──────── 読解文
日本のししとう収穫量と産地別動向|高知・千葉などの現状と課題

果菜類



ししとうの2023年の全国収穫量は5.57千トンで前年比-6.544%と減少。高知県が全体の約35%を占めるも減少傾向が続き、千葉や奈良、山形など多くの県で前年割れ。一方、大分や愛媛は増加を見せ、施設栽培の拡大が効果を上げています。今後は担い手不足や気候変動に対応した技術導入とブランド化が鍵となる見込みです。

野菜収穫量のデータとグラフ

ししとう収穫量の最大と最新

全国 高知 千葉 宮崎 奈良 山形 大分 愛媛
最新 2023年 2023年 2023年 2023年 2022年 2023年 2023年 2023年
最大期 1990年 1989年 1994年 1989年 1992年 2000年 2009年 2023年
最新値[kt] 5.57 1.94 0.728 0.23 0.185 0.168 0.155 0.148
最大値[kt] 13 6.68 2.09 0.564 0.234 0.317 0.19 0.148
前年比[%] -6.544 -8.491 -7.614 1.77 -12.32 -14.29 25 8.029
全体比[%] 100 34.83 13.07 4.129 3.321 3.016 2.783 2.657

 

これまでの推移

ししとうの収穫量
最新の割合

 

詳細なデータとグラフ

 

ししとうについての推移と展望

ししとう(獅子唐辛子)は、唐辛子の一種でありながら辛味が少なく、炒め物や焼き物として広く家庭料理に用いられています。日本では果菜類に分類され、温暖な気候での露地・施設栽培の両方が可能です。
────────────────
──────── 資料
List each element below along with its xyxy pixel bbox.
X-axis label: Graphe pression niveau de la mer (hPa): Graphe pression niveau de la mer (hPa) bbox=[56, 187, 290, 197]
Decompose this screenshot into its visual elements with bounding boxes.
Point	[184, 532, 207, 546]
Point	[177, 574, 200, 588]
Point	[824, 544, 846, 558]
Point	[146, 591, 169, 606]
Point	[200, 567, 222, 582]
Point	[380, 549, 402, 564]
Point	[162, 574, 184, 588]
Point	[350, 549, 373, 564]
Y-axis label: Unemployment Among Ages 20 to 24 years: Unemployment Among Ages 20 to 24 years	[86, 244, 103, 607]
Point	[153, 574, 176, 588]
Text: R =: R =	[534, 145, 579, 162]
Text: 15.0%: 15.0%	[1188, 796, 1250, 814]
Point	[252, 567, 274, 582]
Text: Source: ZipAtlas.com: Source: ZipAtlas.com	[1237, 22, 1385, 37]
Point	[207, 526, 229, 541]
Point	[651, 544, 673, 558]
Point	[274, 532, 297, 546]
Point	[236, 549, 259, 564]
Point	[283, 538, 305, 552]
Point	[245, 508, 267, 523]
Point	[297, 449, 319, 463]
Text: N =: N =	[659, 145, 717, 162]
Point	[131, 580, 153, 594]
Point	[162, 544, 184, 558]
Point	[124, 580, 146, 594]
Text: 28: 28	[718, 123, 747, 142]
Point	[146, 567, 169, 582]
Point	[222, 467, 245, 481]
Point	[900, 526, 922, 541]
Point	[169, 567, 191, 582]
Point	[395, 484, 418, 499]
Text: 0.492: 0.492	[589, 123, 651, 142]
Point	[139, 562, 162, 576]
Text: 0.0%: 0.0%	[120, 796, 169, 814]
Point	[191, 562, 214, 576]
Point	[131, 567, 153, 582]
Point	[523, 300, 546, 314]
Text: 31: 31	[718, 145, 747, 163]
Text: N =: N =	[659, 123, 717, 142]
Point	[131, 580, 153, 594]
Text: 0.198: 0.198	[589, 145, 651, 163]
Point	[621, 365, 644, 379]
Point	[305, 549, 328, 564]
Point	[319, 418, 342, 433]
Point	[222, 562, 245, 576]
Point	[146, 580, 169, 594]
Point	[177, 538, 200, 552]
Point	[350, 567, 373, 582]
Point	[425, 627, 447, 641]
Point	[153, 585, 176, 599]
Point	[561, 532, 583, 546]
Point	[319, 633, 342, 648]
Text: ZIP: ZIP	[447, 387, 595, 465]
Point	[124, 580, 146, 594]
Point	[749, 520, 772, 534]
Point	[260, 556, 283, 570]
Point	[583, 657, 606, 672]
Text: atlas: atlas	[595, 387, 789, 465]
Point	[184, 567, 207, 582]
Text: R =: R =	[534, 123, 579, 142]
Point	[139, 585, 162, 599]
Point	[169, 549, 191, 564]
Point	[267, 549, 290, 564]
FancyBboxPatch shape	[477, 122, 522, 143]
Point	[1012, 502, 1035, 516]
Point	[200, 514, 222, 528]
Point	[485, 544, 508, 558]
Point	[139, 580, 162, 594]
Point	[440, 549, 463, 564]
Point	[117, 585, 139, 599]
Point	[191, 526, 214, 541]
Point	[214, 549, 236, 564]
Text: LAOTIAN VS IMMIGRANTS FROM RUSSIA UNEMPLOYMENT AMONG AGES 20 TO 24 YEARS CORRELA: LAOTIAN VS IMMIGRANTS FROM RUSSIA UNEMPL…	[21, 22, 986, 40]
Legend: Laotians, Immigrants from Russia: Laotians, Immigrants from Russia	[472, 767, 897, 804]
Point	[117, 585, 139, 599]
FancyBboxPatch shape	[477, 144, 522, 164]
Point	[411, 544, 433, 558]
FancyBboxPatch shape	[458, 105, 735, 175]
────────────────
• 次の問い:
#1 ししとうの収穫量に関する文章から、「ししとうの2023年の全国収」から「ンド化が鍵となる見込みです。」までの部分を一字一句そのまま書き写しなさい。
#2 ししとうの収穫量に関する文章の最後の文に続けて、その先を書きなさい。

• 解答一覧:
#1
ししとうの2023年の全国収穫量は5.57千トンで前年比-6.544%と減少。高知県が全体の約35%を占めるも減少傾向が続き、千葉や奈良、山形など多くの県で前年割れ。一方、大分や愛媛は増加を見せ、施設栽培の拡大が効果を上げています。今後は担い手不足や気候変動に対応した技術導入とブランド化が鍵となる見込みです。

#2
全国的な収穫量の推移と2023年の概況

ししとうの全国収穫量は1989年以降、波がありながらも徐々に減少傾向にあります。2023年の収穫量は5.57千トンで、前年比では-6.544%と大幅な減少を記録。農家数の減少や気象リスク、消費量の停滞が背景にあります。

県別の収穫量と地域ごとの特徴

高知県(1.94kt / 全国比 34.83%)

高知県は断トツの生産量を誇り、施設栽培が盛んです。日射量が多く、安定した品質を保てる気候と、JAなどの出荷体制が強みです。とはいえ、前年比は-8.491%と厳しい状況が続いています。

千葉県(0.728kt / 全国比 13.07%)

関東近郊の大消費地に近い利点があり、露地とハウスの両方で生産されています。輸送コストが抑えられ販路に優れる一方、気候変動の影響を受けやすく、前年比は-7.614%と減少しました。

宮崎県(0.23kt / 全国比 4.129%)

温暖な気候を活かした施設栽培が中心です。前年比は1.77%と数少ない増加県で、若手農家の参入や農業法人の存在が影響していると見られます。

奈良県、山形県(各0.1kt台)

小規模ながら地域ブランド作りが進められており、例えば奈良では直販や地元スーパーとの連携が目立ちます。しかし奈良は前年比-12.32%、山形は-14.29%と苦戦しています。

大分県(0.155kt / +25%)

前年比+25%と唯一大幅増を記録。施設導入や技術継承の成果が出始めている可能性があります。

愛媛県(0.148kt / +8.029%)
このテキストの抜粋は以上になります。